*Given task*. Return all of the entries exactly as written.

Extracted data entries:

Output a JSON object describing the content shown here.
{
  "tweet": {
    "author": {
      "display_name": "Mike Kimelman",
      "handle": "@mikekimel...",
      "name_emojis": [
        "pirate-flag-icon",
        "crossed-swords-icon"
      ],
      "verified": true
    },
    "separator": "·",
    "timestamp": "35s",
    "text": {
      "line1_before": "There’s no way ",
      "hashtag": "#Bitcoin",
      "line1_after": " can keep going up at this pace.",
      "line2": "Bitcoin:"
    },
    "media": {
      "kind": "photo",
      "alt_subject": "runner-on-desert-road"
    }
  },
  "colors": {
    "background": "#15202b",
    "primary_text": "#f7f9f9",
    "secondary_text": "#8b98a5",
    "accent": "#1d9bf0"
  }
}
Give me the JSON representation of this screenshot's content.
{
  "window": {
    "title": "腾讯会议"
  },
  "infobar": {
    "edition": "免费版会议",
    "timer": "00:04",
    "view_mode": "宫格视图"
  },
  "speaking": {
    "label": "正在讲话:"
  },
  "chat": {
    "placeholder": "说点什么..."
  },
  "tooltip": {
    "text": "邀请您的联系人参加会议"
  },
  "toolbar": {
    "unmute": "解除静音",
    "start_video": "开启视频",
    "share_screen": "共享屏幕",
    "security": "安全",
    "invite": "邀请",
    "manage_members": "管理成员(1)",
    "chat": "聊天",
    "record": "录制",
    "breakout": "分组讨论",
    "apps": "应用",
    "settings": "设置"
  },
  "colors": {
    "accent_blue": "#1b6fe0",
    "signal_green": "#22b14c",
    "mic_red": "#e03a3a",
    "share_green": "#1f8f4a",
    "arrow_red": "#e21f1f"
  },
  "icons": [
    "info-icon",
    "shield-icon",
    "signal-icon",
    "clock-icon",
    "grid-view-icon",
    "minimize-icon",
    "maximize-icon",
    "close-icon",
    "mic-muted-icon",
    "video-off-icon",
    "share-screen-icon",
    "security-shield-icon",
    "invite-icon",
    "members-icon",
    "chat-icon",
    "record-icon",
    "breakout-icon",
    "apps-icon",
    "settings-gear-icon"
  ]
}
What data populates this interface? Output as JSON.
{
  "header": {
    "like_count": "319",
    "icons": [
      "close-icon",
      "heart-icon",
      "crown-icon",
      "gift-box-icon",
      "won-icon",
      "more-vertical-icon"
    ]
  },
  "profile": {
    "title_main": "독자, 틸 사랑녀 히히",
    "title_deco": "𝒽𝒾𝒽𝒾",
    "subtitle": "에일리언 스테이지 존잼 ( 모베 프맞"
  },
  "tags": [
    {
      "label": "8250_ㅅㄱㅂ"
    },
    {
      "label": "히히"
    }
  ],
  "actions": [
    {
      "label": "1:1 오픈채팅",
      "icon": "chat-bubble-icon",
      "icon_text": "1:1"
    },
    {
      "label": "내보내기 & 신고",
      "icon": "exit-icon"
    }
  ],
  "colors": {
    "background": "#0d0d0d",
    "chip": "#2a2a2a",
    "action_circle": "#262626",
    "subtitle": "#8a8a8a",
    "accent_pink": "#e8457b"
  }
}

*Reply to the task*.
Output a JSON object describing the content shown here.
{
  "tweet": {
    "author": {
      "display_name": "Mike Kimelman",
      "handle": "@mikekimel...",
      "name_emojis": [
        "pirate-flag-icon",
        "crossed-swords-icon"
      ],
      "verified": true
    },
    "separator": "·",
    "timestamp": "35s",
    "text": {
      "line1_before": "There’s no way ",
      "hashtag": "#Bitcoin",
      "line1_after": " can keep going up at this pace.",
      "line2": "Bitcoin:"
    },
    "media": {
      "kind": "photo",
      "alt_subject": "runner-on-desert-road"
    }
  },
  "colors": {
    "background": "#15202b",
    "primary_text": "#f7f9f9",
    "secondary_text": "#8b98a5",
    "accent": "#1d9bf0"
  }
}
Give me the JSON representation of this screenshot's content.
{
  "window": {
    "title": "腾讯会议"
  },
  "infobar": {
    "edition": "免费版会议",
    "timer": "00:04",
    "view_mode": "宫格视图"
  },
  "speaking": {
    "label": "正在讲话:"
  },
  "chat": {
    "placeholder": "说点什么..."
  },
  "tooltip": {
    "text": "邀请您的联系人参加会议"
  },
  "toolbar": {
    "unmute": "解除静音",
    "start_video": "开启视频",
    "share_screen": "共享屏幕",
    "security": "安全",
    "invite": "邀请",
    "manage_members": "管理成员(1)",
    "chat": "聊天",
    "record": "录制",
    "breakout": "分组讨论",
    "apps": "应用",
    "settings": "设置"
  },
  "colors": {
    "accent_blue": "#1b6fe0",
    "signal_green": "#22b14c",
    "mic_red": "#e03a3a",
    "share_green": "#1f8f4a",
    "arrow_red": "#e21f1f"
  },
  "icons": [
    "info-icon",
    "shield-icon",
    "signal-icon",
    "clock-icon",
    "grid-view-icon",
    "minimize-icon",
    "maximize-icon",
    "close-icon",
    "mic-muted-icon",
    "video-off-icon",
    "share-screen-icon",
    "security-shield-icon",
    "invite-icon",
    "members-icon",
    "chat-icon",
    "record-icon",
    "breakout-icon",
    "apps-icon",
    "settings-gear-icon"
  ]
}
What data populates this interface? Output as JSON.
{
  "header": {
    "like_count": "319",
    "icons": [
      "close-icon",
      "heart-icon",
      "crown-icon",
      "gift-box-icon",
      "won-icon",
      "more-vertical-icon"
    ]
  },
  "profile": {
    "title_main": "독자, 틸 사랑녀 히히",
    "title_deco": "𝒽𝒾𝒽𝒾",
    "subtitle": "에일리언 스테이지 존잼 ( 모베 프맞"
  },
  "tags": [
    {
      "label": "8250_ㅅㄱㅂ"
    },
    {
      "label": "히히"
    }
  ],
  "actions": [
    {
      "label": "1:1 오픈채팅",
      "icon": "chat-bubble-icon",
      "icon_text": "1:1"
    },
    {
      "label": "내보내기 & 신고",
      "icon": "exit-icon"
    }
  ],
  "colors": {
    "background": "#0d0d0d",
    "chip": "#2a2a2a",
    "action_circle": "#262626",
    "subtitle": "#8a8a8a",
    "accent_pink": "#e8457b"
  }
}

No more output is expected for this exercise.